* begin Task input *

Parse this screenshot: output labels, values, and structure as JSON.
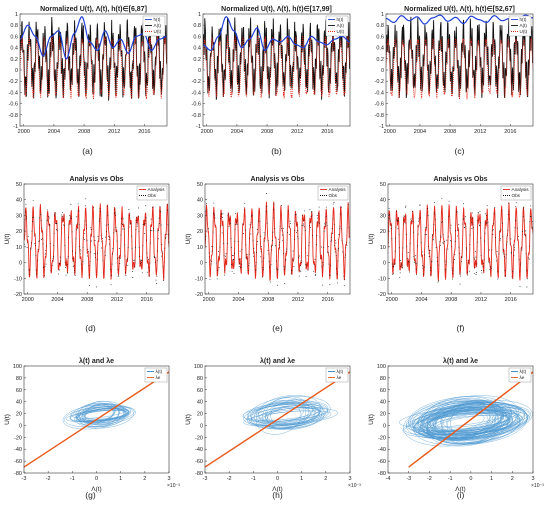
{
  "figure": {
    "colors": {
      "blue": "#1f3fd6",
      "red": "#e3281b",
      "black": "#111111",
      "scatter_blue": "#2e86c8",
      "orange": "#e8591a"
    }
  },
  "chart_data": [
    {
      "panel": "(a)",
      "type": "line",
      "title": "Normalized U(t), Λ(t), h(t)∈[6,87]",
      "xticks": [
        "2000",
        "2004",
        "2008",
        "2012",
        "2016"
      ],
      "xlim": [
        1999.5,
        2019
      ],
      "ylim": [
        -1,
        1
      ],
      "yticks": [
        "-1",
        "-0.8",
        "-0.6",
        "-0.4",
        "-0.2",
        "0",
        "0.2",
        "0.4",
        "0.6",
        "0.8",
        "1"
      ],
      "legend": {
        "position": "top-right",
        "entries": [
          "h(t)",
          "Λ(t)",
          "U(t)"
        ]
      },
      "series": [
        {
          "name": "h(t)",
          "values": [
            0.55,
            0.8,
            0.6,
            0.25,
            0.6,
            0.7,
            0.2,
            0.65,
            0.95,
            0.5,
            0.35,
            0.7,
            0.4,
            0.55,
            0.3,
            0.6,
            0.65,
            0.35,
            0.55,
            0.6
          ]
        },
        {
          "name": "Λ(t)",
          "amplitude": [
            -0.55,
            0.95
          ]
        },
        {
          "name": "U(t)",
          "amplitude": [
            -0.6,
            0.6
          ]
        }
      ]
    },
    {
      "panel": "(b)",
      "type": "line",
      "title": "Normalized U(t), Λ(t), h(t)∈[17,99]",
      "xticks": [
        "2000",
        "2004",
        "2008",
        "2012",
        "2016"
      ],
      "xlim": [
        1999.5,
        2019
      ],
      "ylim": [
        -1,
        1
      ],
      "yticks": [
        "-1",
        "-0.8",
        "-0.6",
        "-0.4",
        "-0.2",
        "0",
        "0.2",
        "0.4",
        "0.6",
        "0.8",
        "1"
      ],
      "legend": {
        "position": "top-right",
        "entries": [
          "h(t)",
          "Λ(t)",
          "U(t)"
        ]
      },
      "series": [
        {
          "name": "h(t)",
          "values": [
            0.45,
            0.35,
            0.6,
            0.95,
            0.7,
            0.4,
            0.55,
            0.75,
            0.35,
            0.55,
            0.5,
            0.6,
            0.45,
            0.4,
            0.6,
            0.5,
            0.45,
            0.55,
            0.6,
            0.5
          ]
        },
        {
          "name": "Λ(t)",
          "amplitude": [
            -0.55,
            0.95
          ]
        },
        {
          "name": "U(t)",
          "amplitude": [
            -0.65,
            0.6
          ]
        }
      ]
    },
    {
      "panel": "(c)",
      "type": "line",
      "title": "Normalized U(t), Λ(t), h(t)∈[52,67]",
      "xticks": [
        "2000",
        "2004",
        "2008",
        "2012",
        "2016"
      ],
      "xlim": [
        1999.5,
        2019
      ],
      "ylim": [
        -1,
        1
      ],
      "yticks": [
        "-1",
        "-0.8",
        "-0.6",
        "-0.4",
        "-0.2",
        "0",
        "0.2",
        "0.4",
        "0.6",
        "0.8",
        "1"
      ],
      "legend": {
        "position": "top-right",
        "entries": [
          "h(t)",
          "Λ(t)",
          "U(t)"
        ]
      },
      "series": [
        {
          "name": "h(t)",
          "values": [
            0.92,
            0.85,
            0.97,
            0.88,
            0.95,
            0.82,
            0.93,
            0.98,
            0.87,
            0.94,
            0.83,
            0.96,
            0.9,
            0.85,
            0.97,
            0.88,
            0.92,
            0.86,
            0.98,
            0.93
          ]
        },
        {
          "name": "Λ(t)",
          "amplitude": [
            -0.5,
            0.95
          ]
        },
        {
          "name": "U(t)",
          "amplitude": [
            -0.9,
            0.55
          ]
        }
      ]
    },
    {
      "panel": "(d)",
      "type": "line",
      "title": "Analysis vs Obs",
      "ylabel": "U(t)",
      "xticks": [
        "2000",
        "2004",
        "2008",
        "2012",
        "2016"
      ],
      "xlim": [
        1999.5,
        2019
      ],
      "ylim": [
        -20,
        50
      ],
      "yticks": [
        "-20",
        "-10",
        "0",
        "10",
        "20",
        "30",
        "40",
        "50"
      ],
      "legend": {
        "position": "top-right",
        "entries": [
          "Analysis",
          "Obs"
        ]
      },
      "series": [
        {
          "name": "Analysis",
          "amplitude": [
            -12,
            40
          ]
        },
        {
          "name": "Obs",
          "amplitude": [
            -14,
            44
          ]
        }
      ]
    },
    {
      "panel": "(e)",
      "type": "line",
      "title": "Analysis vs Obs",
      "ylabel": "U(t)",
      "xticks": [
        "2000",
        "2004",
        "2008",
        "2012",
        "2016"
      ],
      "xlim": [
        1999.5,
        2019
      ],
      "ylim": [
        -20,
        50
      ],
      "yticks": [
        "-20",
        "-10",
        "0",
        "10",
        "20",
        "30",
        "40",
        "50"
      ],
      "legend": {
        "position": "top-right",
        "entries": [
          "Analysis",
          "Obs"
        ]
      },
      "series": [
        {
          "name": "Analysis",
          "amplitude": [
            -12,
            40
          ]
        },
        {
          "name": "Obs",
          "amplitude": [
            -14,
            44
          ]
        }
      ]
    },
    {
      "panel": "(f)",
      "type": "line",
      "title": "Analysis vs Obs",
      "ylabel": "U(t)",
      "xticks": [
        "2000",
        "2004",
        "2008",
        "2012",
        "2016"
      ],
      "xlim": [
        1999.5,
        2019
      ],
      "ylim": [
        -20,
        50
      ],
      "yticks": [
        "-20",
        "-10",
        "0",
        "10",
        "20",
        "30",
        "40",
        "50"
      ],
      "legend": {
        "position": "top-right",
        "entries": [
          "Analysis",
          "Obs"
        ]
      },
      "series": [
        {
          "name": "Analysis",
          "amplitude": [
            -12,
            40
          ]
        },
        {
          "name": "Obs",
          "amplitude": [
            -14,
            44
          ]
        }
      ]
    },
    {
      "panel": "(g)",
      "type": "scatter",
      "title": "λ(t) and λe",
      "xlabel": "Λ(t)",
      "ylabel": "U(t)",
      "xexp": "×10⁻³",
      "xlim": [
        -3,
        3
      ],
      "xticks": [
        "-3",
        "-2",
        "-1",
        "0",
        "1",
        "2",
        "3"
      ],
      "ylim": [
        -80,
        100
      ],
      "yticks": [
        "-80",
        "-60",
        "-40",
        "-20",
        "0",
        "20",
        "40",
        "60",
        "80",
        "100"
      ],
      "legend": {
        "position": "top-right",
        "entries": [
          "λ(t)",
          "λe"
        ]
      },
      "series": [
        {
          "name": "λe",
          "x": [
            -3,
            3
          ],
          "y": [
            -70,
            90
          ]
        },
        {
          "name": "λ(t)",
          "xrange": [
            -1.2,
            1.6
          ],
          "yrange": [
            -5,
            40
          ]
        }
      ]
    },
    {
      "panel": "(h)",
      "type": "scatter",
      "title": "λ(t) and λe",
      "xlabel": "Λ(t)",
      "ylabel": "U(t)",
      "xexp": "×10⁻³",
      "xlim": [
        -3,
        3
      ],
      "xticks": [
        "-3",
        "-2",
        "-1",
        "0",
        "1",
        "2",
        "3"
      ],
      "ylim": [
        -80,
        100
      ],
      "yticks": [
        "-80",
        "-60",
        "-40",
        "-20",
        "0",
        "20",
        "40",
        "60",
        "80",
        "100"
      ],
      "legend": {
        "position": "top-right",
        "entries": [
          "λ(t)",
          "λe"
        ]
      },
      "series": [
        {
          "name": "λe",
          "x": [
            -3,
            3
          ],
          "y": [
            -70,
            90
          ]
        },
        {
          "name": "λ(t)",
          "xrange": [
            -1.5,
            2.2
          ],
          "yrange": [
            -10,
            45
          ]
        }
      ]
    },
    {
      "panel": "(i)",
      "type": "scatter",
      "title": "λ(t) and λe",
      "xlabel": "Λ(t)",
      "ylabel": "U(t)",
      "xexp": "×10⁻³",
      "xlim": [
        -4,
        3
      ],
      "xticks": [
        "-4",
        "-3",
        "-2",
        "-1",
        "0",
        "1",
        "2",
        "3"
      ],
      "ylim": [
        -80,
        100
      ],
      "yticks": [
        "-80",
        "-60",
        "-40",
        "-20",
        "0",
        "20",
        "40",
        "60",
        "80",
        "100"
      ],
      "legend": {
        "position": "top-right",
        "entries": [
          "λ(t)",
          "λe"
        ]
      },
      "series": [
        {
          "name": "λe",
          "x": [
            -3,
            3
          ],
          "y": [
            -70,
            90
          ]
        },
        {
          "name": "λ(t)",
          "xrange": [
            -3,
            2.5
          ],
          "yrange": [
            -30,
            45
          ]
        }
      ]
    }
  ]
}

* end Task input *

:: Given instruction ::
Take every line from the data above that holds "Normalized" and copy it out.

:: Task output ::
      "title": "Normalized U(t), Λ(t), h(t)∈[6,87]",
      "title": "Normalized U(t), Λ(t), h(t)∈[17,99]",
      "title": "Normalized U(t), Λ(t), h(t)∈[52,67]",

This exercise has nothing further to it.